* Aim: Pick out every line in the data below that holds "AtlasMarket".

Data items
+ + + + + + +

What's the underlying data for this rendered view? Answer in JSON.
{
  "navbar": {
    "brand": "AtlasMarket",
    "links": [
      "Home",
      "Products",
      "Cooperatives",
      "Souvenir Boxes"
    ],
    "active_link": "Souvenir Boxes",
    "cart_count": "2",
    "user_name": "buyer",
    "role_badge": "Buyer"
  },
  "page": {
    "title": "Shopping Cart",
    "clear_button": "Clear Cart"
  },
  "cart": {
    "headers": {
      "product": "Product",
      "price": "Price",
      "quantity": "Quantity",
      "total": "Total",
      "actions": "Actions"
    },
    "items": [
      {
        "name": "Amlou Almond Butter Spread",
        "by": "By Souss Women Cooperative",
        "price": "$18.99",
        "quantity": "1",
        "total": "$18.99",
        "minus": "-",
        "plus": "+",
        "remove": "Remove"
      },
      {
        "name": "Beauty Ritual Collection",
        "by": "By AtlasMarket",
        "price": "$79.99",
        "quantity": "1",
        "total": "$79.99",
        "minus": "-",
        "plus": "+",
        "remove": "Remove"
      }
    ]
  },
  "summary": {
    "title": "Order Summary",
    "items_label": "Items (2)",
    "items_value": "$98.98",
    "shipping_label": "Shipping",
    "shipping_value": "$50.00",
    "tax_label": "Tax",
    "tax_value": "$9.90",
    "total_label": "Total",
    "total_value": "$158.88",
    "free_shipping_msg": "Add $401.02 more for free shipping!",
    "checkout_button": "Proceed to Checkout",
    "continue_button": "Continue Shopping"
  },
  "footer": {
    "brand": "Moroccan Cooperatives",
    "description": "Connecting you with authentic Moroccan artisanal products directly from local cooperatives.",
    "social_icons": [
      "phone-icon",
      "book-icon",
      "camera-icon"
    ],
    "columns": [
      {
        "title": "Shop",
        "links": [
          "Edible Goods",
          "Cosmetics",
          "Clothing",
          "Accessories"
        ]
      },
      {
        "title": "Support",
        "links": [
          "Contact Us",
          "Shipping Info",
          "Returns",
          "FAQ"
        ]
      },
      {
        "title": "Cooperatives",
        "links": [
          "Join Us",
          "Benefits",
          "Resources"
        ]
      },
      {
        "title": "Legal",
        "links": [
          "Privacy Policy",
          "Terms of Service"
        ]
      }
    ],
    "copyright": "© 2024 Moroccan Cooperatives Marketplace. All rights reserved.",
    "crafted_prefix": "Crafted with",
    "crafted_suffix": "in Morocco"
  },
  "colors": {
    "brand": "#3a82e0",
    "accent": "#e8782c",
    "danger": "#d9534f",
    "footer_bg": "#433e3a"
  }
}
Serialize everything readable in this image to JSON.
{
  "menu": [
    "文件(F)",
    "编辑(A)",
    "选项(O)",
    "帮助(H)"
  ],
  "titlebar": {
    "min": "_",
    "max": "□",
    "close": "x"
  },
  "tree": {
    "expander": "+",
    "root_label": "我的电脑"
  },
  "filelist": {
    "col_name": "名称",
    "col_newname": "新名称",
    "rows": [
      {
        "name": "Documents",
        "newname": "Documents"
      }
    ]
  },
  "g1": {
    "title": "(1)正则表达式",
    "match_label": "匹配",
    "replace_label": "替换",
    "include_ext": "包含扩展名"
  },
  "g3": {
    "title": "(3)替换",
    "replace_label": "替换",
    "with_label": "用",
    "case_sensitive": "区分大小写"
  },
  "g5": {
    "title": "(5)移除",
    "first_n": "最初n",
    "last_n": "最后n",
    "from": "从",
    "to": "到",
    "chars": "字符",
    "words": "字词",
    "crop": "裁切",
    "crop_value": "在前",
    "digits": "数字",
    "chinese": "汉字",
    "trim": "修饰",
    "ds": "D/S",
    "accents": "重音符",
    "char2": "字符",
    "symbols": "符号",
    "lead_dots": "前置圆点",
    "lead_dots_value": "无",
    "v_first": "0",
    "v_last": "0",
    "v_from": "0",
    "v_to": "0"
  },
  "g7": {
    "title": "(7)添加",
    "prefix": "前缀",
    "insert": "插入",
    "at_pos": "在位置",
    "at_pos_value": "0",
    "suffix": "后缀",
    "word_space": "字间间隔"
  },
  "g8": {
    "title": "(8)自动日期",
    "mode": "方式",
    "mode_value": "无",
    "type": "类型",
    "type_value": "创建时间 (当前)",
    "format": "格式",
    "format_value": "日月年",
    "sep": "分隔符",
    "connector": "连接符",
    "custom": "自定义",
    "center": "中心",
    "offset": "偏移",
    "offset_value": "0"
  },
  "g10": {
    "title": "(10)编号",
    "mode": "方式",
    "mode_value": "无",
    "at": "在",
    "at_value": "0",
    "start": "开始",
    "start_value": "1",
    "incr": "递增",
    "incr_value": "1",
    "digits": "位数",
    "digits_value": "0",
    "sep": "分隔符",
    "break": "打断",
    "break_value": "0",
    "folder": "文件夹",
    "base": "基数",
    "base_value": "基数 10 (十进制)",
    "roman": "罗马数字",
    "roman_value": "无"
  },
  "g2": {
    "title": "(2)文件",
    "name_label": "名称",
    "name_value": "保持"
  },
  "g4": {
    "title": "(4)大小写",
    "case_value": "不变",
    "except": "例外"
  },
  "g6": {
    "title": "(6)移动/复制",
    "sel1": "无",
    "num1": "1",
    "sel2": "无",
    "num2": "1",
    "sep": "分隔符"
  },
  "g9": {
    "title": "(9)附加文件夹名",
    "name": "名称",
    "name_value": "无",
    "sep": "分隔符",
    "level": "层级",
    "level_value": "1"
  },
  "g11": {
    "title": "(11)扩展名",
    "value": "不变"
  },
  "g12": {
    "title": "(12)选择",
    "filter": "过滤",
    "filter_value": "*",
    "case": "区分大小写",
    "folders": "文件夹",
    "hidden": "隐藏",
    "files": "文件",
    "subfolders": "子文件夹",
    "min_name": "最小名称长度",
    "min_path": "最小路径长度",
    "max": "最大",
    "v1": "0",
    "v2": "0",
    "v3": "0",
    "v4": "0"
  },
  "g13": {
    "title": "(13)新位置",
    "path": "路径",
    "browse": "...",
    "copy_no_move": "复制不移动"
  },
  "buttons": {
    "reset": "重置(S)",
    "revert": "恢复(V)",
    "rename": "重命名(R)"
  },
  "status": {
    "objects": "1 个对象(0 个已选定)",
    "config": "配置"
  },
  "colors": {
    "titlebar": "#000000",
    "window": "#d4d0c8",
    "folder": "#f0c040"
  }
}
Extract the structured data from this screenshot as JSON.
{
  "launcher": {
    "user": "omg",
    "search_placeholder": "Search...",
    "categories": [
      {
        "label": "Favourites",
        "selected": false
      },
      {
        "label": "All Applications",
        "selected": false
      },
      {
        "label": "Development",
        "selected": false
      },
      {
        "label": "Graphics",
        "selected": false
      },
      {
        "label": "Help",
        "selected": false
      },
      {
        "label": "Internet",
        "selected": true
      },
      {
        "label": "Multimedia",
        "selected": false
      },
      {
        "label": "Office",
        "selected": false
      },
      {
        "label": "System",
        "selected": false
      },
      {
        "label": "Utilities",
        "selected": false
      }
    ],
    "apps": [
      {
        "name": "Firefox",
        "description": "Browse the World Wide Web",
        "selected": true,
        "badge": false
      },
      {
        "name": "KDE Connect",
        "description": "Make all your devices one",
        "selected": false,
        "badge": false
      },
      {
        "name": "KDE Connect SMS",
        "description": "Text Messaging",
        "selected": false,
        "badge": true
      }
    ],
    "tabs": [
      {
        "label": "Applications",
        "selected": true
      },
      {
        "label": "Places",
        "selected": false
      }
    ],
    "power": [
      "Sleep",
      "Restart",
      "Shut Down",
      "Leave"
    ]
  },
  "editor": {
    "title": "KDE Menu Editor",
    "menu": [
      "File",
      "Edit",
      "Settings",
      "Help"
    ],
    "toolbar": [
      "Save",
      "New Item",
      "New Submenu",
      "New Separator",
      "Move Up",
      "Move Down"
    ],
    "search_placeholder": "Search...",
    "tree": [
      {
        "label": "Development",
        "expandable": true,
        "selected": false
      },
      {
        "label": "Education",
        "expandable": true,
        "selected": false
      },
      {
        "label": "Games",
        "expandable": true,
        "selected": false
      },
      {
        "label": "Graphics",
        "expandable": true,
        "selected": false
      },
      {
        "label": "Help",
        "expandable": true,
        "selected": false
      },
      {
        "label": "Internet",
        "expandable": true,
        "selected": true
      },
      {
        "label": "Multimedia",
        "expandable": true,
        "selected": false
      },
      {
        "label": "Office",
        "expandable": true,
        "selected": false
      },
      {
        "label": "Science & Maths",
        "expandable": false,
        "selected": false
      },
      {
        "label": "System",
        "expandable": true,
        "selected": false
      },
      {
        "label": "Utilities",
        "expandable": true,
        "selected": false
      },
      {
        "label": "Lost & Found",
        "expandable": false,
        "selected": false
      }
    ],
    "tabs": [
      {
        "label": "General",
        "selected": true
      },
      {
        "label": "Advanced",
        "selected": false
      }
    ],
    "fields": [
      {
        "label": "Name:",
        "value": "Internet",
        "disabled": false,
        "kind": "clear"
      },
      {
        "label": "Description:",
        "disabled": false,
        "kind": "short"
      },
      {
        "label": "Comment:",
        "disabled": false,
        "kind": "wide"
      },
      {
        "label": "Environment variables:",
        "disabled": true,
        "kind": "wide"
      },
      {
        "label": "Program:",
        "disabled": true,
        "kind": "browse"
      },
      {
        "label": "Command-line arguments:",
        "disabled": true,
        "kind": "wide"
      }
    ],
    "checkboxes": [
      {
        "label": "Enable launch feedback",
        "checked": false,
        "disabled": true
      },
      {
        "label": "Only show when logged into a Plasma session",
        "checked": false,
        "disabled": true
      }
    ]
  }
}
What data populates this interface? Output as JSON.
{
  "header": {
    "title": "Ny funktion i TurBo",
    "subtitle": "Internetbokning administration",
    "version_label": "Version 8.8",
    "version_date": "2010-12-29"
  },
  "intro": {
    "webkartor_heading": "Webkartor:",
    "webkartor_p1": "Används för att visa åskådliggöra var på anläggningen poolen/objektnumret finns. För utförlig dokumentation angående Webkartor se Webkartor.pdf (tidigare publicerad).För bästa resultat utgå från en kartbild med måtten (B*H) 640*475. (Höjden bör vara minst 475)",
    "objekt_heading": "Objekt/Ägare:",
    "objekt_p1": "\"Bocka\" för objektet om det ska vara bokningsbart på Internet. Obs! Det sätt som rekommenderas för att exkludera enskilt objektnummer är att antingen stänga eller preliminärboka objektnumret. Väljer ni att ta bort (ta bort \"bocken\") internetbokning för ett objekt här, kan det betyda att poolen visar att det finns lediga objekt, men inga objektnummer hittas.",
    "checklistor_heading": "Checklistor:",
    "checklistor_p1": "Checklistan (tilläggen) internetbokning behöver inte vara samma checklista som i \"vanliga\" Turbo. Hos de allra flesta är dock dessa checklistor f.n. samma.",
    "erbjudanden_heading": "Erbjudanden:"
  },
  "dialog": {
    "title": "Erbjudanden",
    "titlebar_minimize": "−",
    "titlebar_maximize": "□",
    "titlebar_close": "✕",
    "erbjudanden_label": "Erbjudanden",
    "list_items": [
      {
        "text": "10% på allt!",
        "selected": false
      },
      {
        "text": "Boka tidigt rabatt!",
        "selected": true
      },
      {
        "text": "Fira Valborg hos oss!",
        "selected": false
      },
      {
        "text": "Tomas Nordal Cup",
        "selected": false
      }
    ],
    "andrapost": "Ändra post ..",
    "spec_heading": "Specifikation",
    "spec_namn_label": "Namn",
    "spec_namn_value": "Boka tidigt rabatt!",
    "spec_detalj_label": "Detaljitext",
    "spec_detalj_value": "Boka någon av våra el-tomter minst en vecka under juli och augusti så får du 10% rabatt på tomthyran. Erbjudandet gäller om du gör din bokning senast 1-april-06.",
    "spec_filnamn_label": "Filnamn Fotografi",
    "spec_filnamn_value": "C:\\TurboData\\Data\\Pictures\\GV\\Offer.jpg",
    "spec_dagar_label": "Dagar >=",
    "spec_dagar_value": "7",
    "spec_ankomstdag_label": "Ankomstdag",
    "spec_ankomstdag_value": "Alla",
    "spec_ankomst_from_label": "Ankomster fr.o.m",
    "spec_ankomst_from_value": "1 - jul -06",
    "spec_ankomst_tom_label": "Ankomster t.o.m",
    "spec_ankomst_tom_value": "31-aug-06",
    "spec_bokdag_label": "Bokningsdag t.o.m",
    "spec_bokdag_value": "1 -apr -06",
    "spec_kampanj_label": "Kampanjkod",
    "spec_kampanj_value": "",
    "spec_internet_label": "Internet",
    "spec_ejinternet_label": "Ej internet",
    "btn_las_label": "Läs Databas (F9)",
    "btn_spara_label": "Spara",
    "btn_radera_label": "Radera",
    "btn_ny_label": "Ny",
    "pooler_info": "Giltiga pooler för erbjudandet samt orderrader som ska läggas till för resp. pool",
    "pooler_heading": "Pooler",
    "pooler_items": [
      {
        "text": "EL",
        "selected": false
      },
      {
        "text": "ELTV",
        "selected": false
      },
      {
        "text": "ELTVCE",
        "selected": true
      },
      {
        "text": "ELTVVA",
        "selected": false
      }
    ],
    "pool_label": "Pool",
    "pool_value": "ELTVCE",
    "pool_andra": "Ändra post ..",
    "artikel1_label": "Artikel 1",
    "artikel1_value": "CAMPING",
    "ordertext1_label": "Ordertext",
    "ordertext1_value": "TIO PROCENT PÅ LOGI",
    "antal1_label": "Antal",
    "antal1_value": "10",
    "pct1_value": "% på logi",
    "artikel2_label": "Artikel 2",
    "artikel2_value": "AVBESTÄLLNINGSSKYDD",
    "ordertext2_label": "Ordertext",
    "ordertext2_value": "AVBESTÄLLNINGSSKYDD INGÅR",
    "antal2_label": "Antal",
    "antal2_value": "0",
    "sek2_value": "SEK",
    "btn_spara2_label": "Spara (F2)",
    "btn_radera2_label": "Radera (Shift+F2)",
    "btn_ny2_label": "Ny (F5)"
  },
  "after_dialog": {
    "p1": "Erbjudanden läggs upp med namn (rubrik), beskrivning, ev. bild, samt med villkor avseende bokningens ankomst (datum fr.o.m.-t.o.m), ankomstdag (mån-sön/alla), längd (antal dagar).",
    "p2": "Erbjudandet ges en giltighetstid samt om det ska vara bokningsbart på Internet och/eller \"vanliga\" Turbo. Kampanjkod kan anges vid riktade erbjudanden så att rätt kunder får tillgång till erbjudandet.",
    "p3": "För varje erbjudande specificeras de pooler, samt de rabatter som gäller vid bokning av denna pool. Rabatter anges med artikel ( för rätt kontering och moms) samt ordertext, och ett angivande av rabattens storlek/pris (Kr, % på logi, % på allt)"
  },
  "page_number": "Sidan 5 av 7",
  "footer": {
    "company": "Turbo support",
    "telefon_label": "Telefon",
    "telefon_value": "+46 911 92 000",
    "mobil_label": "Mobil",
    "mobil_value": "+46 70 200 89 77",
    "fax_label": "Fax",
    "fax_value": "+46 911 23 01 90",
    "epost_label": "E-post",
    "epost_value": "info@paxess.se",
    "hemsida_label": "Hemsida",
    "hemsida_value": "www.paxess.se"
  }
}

+ + + + + + +

* Expected output:
    "brand": "AtlasMarket",
        "by": "By AtlasMarket",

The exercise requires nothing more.